Records ▸
━━━━━━━━━━━━━━━━━━━━━━━━━━━━━━
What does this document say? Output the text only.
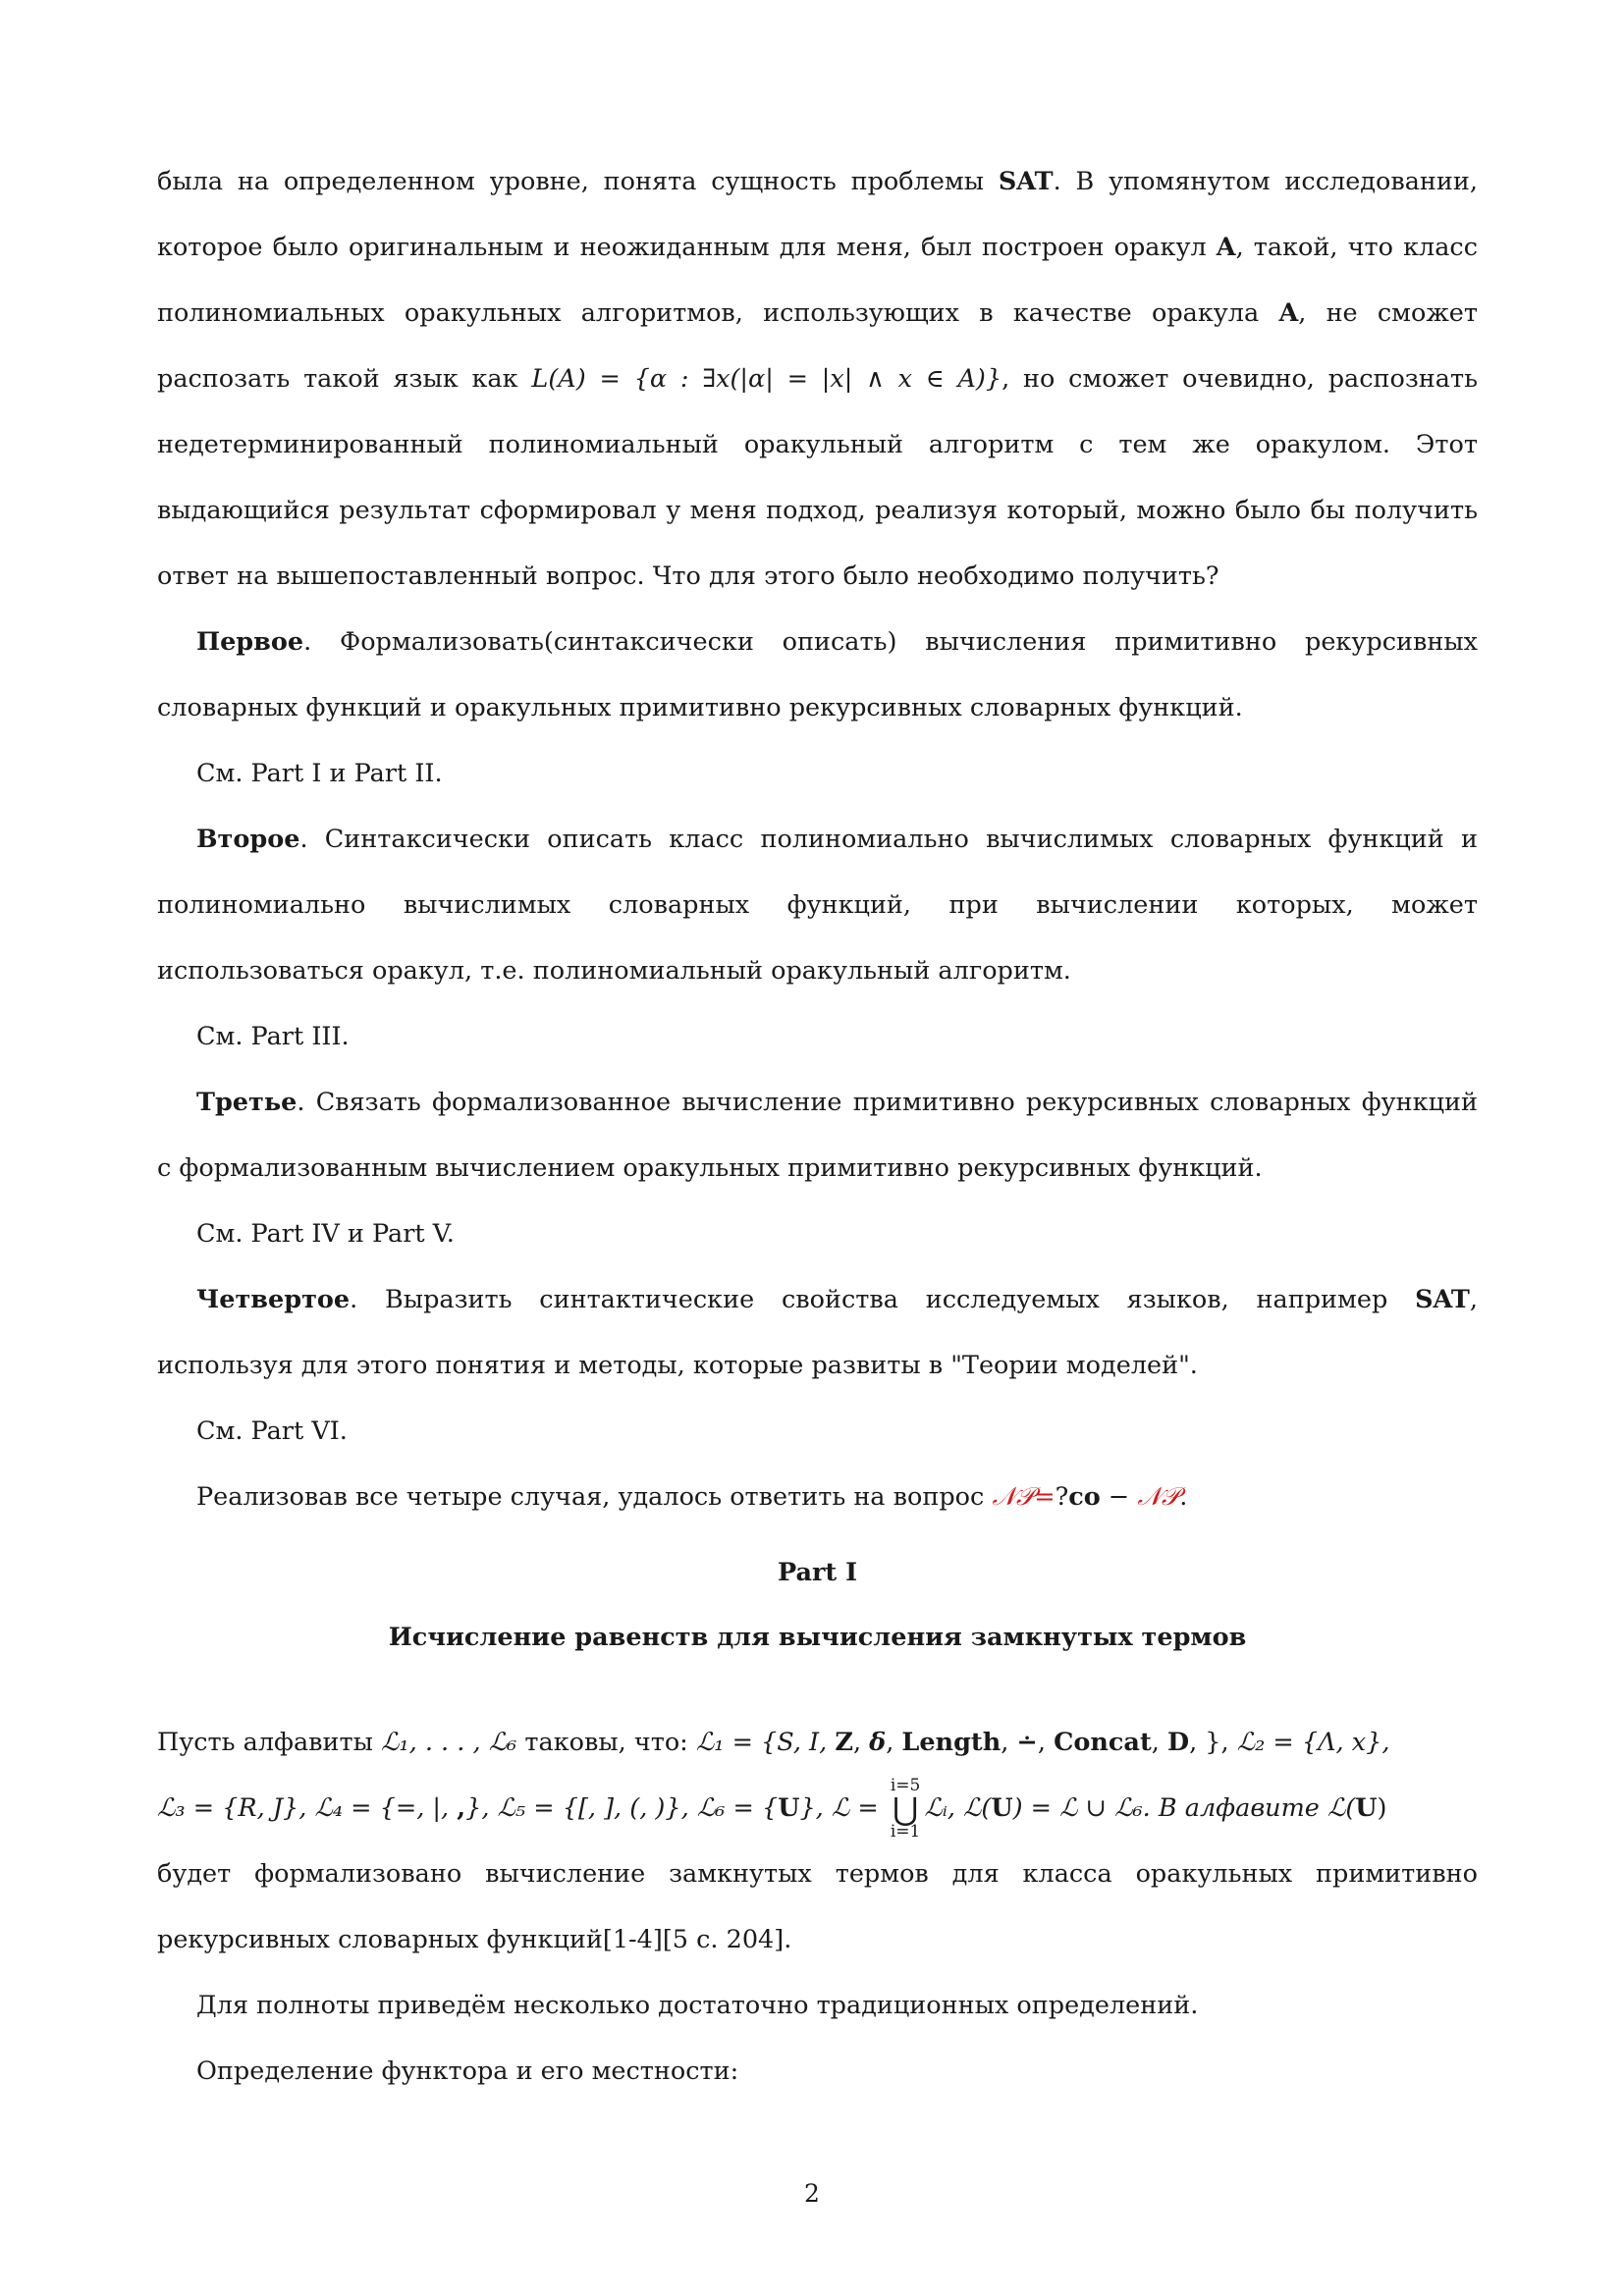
была на определенном уровне, понята сущность проблемы SAT. В упомянутом исследовании, которое было оригинальным и неожиданным для меня, был построен оракул A, такой, что класс полиномиальных оракульных алгоритмов, использующих в качестве оракула A, не сможет распозать такой язык как L(A) = {α : ∃x(|α| = |x| ∧ x ∈ A)}, но сможет очевидно, распознать недетерминированный полиномиальный оракульный алгоритм с тем же оракулом. Этот выдающийся результат сформировал у меня подход, реализуя который, можно было бы получить ответ на вышепоставленный вопрос. Что для этого было необходимо получить?

Первое. Формализовать(синтаксически описать) вычисления примитивно рекурсивных словарных функций и оракульных примитивно рекурсивных словарных функций.

См. Part I и Part II.

Второе. Синтаксически описать класс полиномиально вычислимых словарных функций и полиномиально вычислимых словарных функций, при вычислении которых, может использоваться оракул, т.е. полиномиальный оракульный алгоритм.

См. Part III.

Третье. Связать формализованное вычисление примитивно рекурсивных словарных функций с формализованным вычислением оракульных примитивно рекурсивных функций.

См. Part IV и Part V.

Четвертое. Выразить синтактические свойства исследуемых языков, например SAT, используя для этого понятия и методы, которые развиты в "Теории моделей".

См. Part VI.

Реализовав все четыре случая, удалось ответить на вопрос 𝒩𝒫=?co − 𝒩𝒫.

Part I

Исчисление равенств для вычисления замкнутых термов

Пусть алфавиты ℒ₁, . . . , ℒ₆ таковы, что: ℒ₁ = {S, I, Z, δ, Length, ∸, Concat, D, }, ℒ₂ = {Λ, x},
ℒ₃ = {R, J}, ℒ₄ = {=, |, ,}, ℒ₅ = {[, ], (, )}, ℒ₆ = {U}, ℒ = i=5
⋃
i=1ℒᵢ, ℒ(U) = ℒ ∪ ℒ₆. В алфавите ℒ(U)
будет формализовано вычисление замкнутых термов для класса оракульных примитивно рекурсивных словарных функций[1-4][5 с. 204].

Для полноты приведём несколько достаточно традиционных определений.

Определение функтора и его местности:

2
━━━━━━━━━━━━━━━━━━━━━━━━━━━━━━
EXERCISE TASK ▸ Find every line that holds "вопрос" and copy it.

REPLY TO THE EXERCISE ▸
была на определенном уровне, понята сущность проблемы SAT. В упомянутом исследовании, которое было оригинальным и неожиданным для меня, был построен оракул A, такой, что класс полиномиальных оракульных алгоритмов, использующих в качестве оракула A, не сможет распозать такой язык как L(A) = {α : ∃x(|α| = |x| ∧ x ∈ A)}, но сможет очевидно, распознать недетерминированный полиномиальный оракульный алгоритм с тем же оракулом. Этот выдающийся результат сформировал у меня подход, реализуя который, можно было бы получить ответ на вышепоставленный вопрос. Что для этого было необходимо получить?
Реализовав все четыре случая, удалось ответить на вопрос 𝒩𝒫=?co − 𝒩𝒫.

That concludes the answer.